▽
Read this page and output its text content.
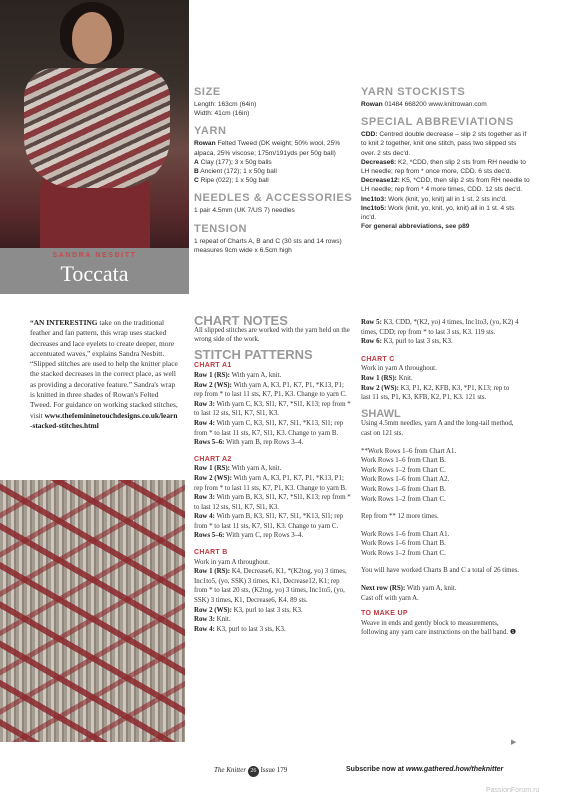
SANDRA NESBITT
Toccata
SIZE
Length: 163cm (64in)
Width: 41cm (16in)
YARN
Rowan Felted Tweed (DK weight; 50% wool, 25% alpaca, 25% viscose; 175m/191yds per 50g ball)
A Clay (177); 3 x 50g balls
B Ancient (172); 1 x 50g ball
C Ripe (022); 1 x 50g ball
NEEDLES & ACCESSORIES
1 pair 4.5mm (UK 7/US 7) needles
TENSION
1 repeat of Charts A, B and C (30 sts and 14 rows) measures 9cm wide x 6.5cm high
YARN STOCKISTS
Rowan 01484 668200 www.knitrowan.com
SPECIAL ABBREVIATIONS
CDD: Centred double decrease – slip 2 sts together as if to knit 2 together, knit one stitch, pass two slipped sts over. 2 sts dec'd.
Decrease6: K2, *CDD, then slip 2 sts from RH needle to LH needle; rep from * once more, CDD. 6 sts dec'd.
Decrease12: K5, *CDD, then slip 2 sts from RH needle to LH needle; rep from * 4 more times, CDD. 12 sts dec'd.
Inc1to3: Work (knit, yo, knit) all in 1 st. 2 sts inc'd.
Inc1to5: Work (knit, yo, knit, yo, knit) all in 1 st. 4 sts inc'd.
For general abbreviations, see p89
“AN INTERESTING take on the traditional feather and fan pattern, this wrap uses stacked decreases and lace eyelets to create deeper, more accentuated waves,” explains Sandra Nesbitt. “Slipped stitches are used to help the knitter place the stacked decreases in the correct place, as well as providing a decorative feature.” Sandra's wrap is knitted in three shades of Rowan's Felted Tweed. For guidance on working stacked stitches, visit www.thefemininetouchdesigns.co.uk/learn-stacked-stitches.html
CHART NOTES
All slipped stitches are worked with the yarn held on the wrong side of the work.
STITCH PATTERNS
CHART A1
Row 1 (RS): With yarn A, knit.
Row 2 (WS): With yarn A, K3, P1, K7, P1, *K13, P1; rep from * to last 11 sts, K7, P1, K3. Change to yarn C.
Row 3: With yarn C, K3, Sl1, K7, *Sl1, K13; rep from * to last 12 sts, Sl1, K7, Sl1, K3.
Row 4: With yarn C, K3, Sl1, K7, Sl1, *K13, Sl1; rep from * to last 11 sts, K7, Sl1, K3. Change to yarn B.
Rows 5–6: With yarn B, rep Rows 3–4.
CHART A2
Row 1 (RS): With yarn A, knit.
Row 2 (WS): With yarn A, K3, P1, K7, P1, *K13, P1; rep from * to last 11 sts, K7, P1, K3. Change to yarn B.
Row 3: With yarn B, K3, Sl1, K7, *Sl1, K13; rep from * to last 12 sts, Sl1, K7, Sl1, K3.
Row 4: With yarn B, K3, Sl1, K7, Sl1, *K13, Sl1; rep from * to last 11 sts, K7, Sl1, K3. Change to yarn C.
Rows 5–6: With yarn C, rep Rows 3–4.
CHART B
Work in yarn A throughout.
Row 1 (RS): K4, Decrease6, K1, *(K2tog, yo) 3 times, Inc1to5, (yo, SSK) 3 times, K1, Decrease12, K1; rep from * to last 20 sts, (K2tog, yo) 3 times, Inc1to5, (yo, SSK) 3 times, K1, Decrease6, K4. 89 sts.
Row 2 (WS): K3, purl to last 3 sts, K3.
Row 3: Knit.
Row 4: K3, purl to last 3 sts, K3.
Row 5: K3, CDD, *(K2, yo) 4 times, Inc1to3, (yo, K2) 4 times, CDD; rep from * to last 3 sts, K3. 119 sts.
Row 6: K3, purl to last 3 sts, K3.
CHART C
Work in yarn A throughout.
Row 1 (RS): Knit.
Row 2 (WS): K3, P1, K2, KFB, K3, *P1, K13; rep to last 11 sts, P1, K3, KFB, K2, P1, K3. 121 sts.
SHAWL
Using 4.5mm needles, yarn A and the long-tail method, cast on 121 sts.
**Work Rows 1–6 from Chart A1.
Work Rows 1–6 from Chart B.
Work Rows 1–2 from Chart C.
Work Rows 1–6 from Chart A2.
Work Rows 1–6 from Chart B.
Work Rows 1–2 from Chart C.
Rep from ** 12 more times.
Work Rows 1–6 from Chart A1.
Work Rows 1–6 from Chart B.
Work Rows 1–2 from Chart C.
You will have worked Charts B and C a total of 26 times.
Next row (RS): With yarn A, knit.
Cast off with yarn A.
TO MAKE UP
Weave in ends and gently block to measurements, following any yarn care instructions on the ball band. ❶
▶
The Knitter 26 Issue 179	Subscribe now at www.gathered.how/theknitter
PassionForum.ru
△
Quote the preceding listing precisely and completely, omitting its images.

Read this page and output its text content.
SANDRA NESBITT
Toccata
SIZE
Length: 163cm (64in)
Width: 41cm (16in)
YARN
Rowan Felted Tweed (DK weight; 50% wool, 25% alpaca, 25% viscose; 175m/191yds per 50g ball)
A Clay (177); 3 x 50g balls
B Ancient (172); 1 x 50g ball
C Ripe (022); 1 x 50g ball
NEEDLES & ACCESSORIES
1 pair 4.5mm (UK 7/US 7) needles
TENSION
1 repeat of Charts A, B and C (30 sts and 14 rows) measures 9cm wide x 6.5cm high
YARN STOCKISTS
Rowan 01484 668200 www.knitrowan.com
SPECIAL ABBREVIATIONS
CDD: Centred double decrease – slip 2 sts together as if to knit 2 together, knit one stitch, pass two slipped sts over. 2 sts dec'd.
Decrease6: K2, *CDD, then slip 2 sts from RH needle to LH needle; rep from * once more, CDD. 6 sts dec'd.
Decrease12: K5, *CDD, then slip 2 sts from RH needle to LH needle; rep from * 4 more times, CDD. 12 sts dec'd.
Inc1to3: Work (knit, yo, knit) all in 1 st. 2 sts inc'd.
Inc1to5: Work (knit, yo, knit, yo, knit) all in 1 st. 4 sts inc'd.
For general abbreviations, see p89
“AN INTERESTING take on the traditional feather and fan pattern, this wrap uses stacked decreases and lace eyelets to create deeper, more accentuated waves,” explains Sandra Nesbitt. “Slipped stitches are used to help the knitter place the stacked decreases in the correct place, as well as providing a decorative feature.” Sandra's wrap is knitted in three shades of Rowan's Felted Tweed. For guidance on working stacked stitches, visit www.thefemininetouchdesigns.co.uk/learn-stacked-stitches.html
CHART NOTES
All slipped stitches are worked with the yarn held on the wrong side of the work.
STITCH PATTERNS
CHART A1
Row 1 (RS): With yarn A, knit.
Row 2 (WS): With yarn A, K3, P1, K7, P1, *K13, P1; rep from * to last 11 sts, K7, P1, K3. Change to yarn C.
Row 3: With yarn C, K3, Sl1, K7, *Sl1, K13; rep from * to last 12 sts, Sl1, K7, Sl1, K3.
Row 4: With yarn C, K3, Sl1, K7, Sl1, *K13, Sl1; rep from * to last 11 sts, K7, Sl1, K3. Change to yarn B.
Rows 5–6: With yarn B, rep Rows 3–4.
CHART A2
Row 1 (RS): With yarn A, knit.
Row 2 (WS): With yarn A, K3, P1, K7, P1, *K13, P1; rep from * to last 11 sts, K7, P1, K3. Change to yarn B.
Row 3: With yarn B, K3, Sl1, K7, *Sl1, K13; rep from * to last 12 sts, Sl1, K7, Sl1, K3.
Row 4: With yarn B, K3, Sl1, K7, Sl1, *K13, Sl1; rep from * to last 11 sts, K7, Sl1, K3. Change to yarn C.
Rows 5–6: With yarn C, rep Rows 3–4.
CHART B
Work in yarn A throughout.
Row 1 (RS): K4, Decrease6, K1, *(K2tog, yo) 3 times, Inc1to5, (yo, SSK) 3 times, K1, Decrease12, K1; rep from * to last 20 sts, (K2tog, yo) 3 times, Inc1to5, (yo, SSK) 3 times, K1, Decrease6, K4. 89 sts.
Row 2 (WS): K3, purl to last 3 sts, K3.
Row 3: Knit.
Row 4: K3, purl to last 3 sts, K3.
Row 5: K3, CDD, *(K2, yo) 4 times, Inc1to3, (yo, K2) 4 times, CDD; rep from * to last 3 sts, K3. 119 sts.
Row 6: K3, purl to last 3 sts, K3.
CHART C
Work in yarn A throughout.
Row 1 (RS): Knit.
Row 2 (WS): K3, P1, K2, KFB, K3, *P1, K13; rep to last 11 sts, P1, K3, KFB, K2, P1, K3. 121 sts.
SHAWL
Using 4.5mm needles, yarn A and the long-tail method, cast on 121 sts.
**Work Rows 1–6 from Chart A1.
Work Rows 1–6 from Chart B.
Work Rows 1–2 from Chart C.
Work Rows 1–6 from Chart A2.
Work Rows 1–6 from Chart B.
Work Rows 1–2 from Chart C.
Rep from ** 12 more times.
Work Rows 1–6 from Chart A1.
Work Rows 1–6 from Chart B.
Work Rows 1–2 from Chart C.
You will have worked Charts B and C a total of 26 times.
Next row (RS): With yarn A, knit.
Cast off with yarn A.
TO MAKE UP
Weave in ends and gently block to measurements, following any yarn care instructions on the ball band. ❶
▶
The Knitter 26 Issue 179	Subscribe now at www.gathered.how/theknitter
PassionForum.ru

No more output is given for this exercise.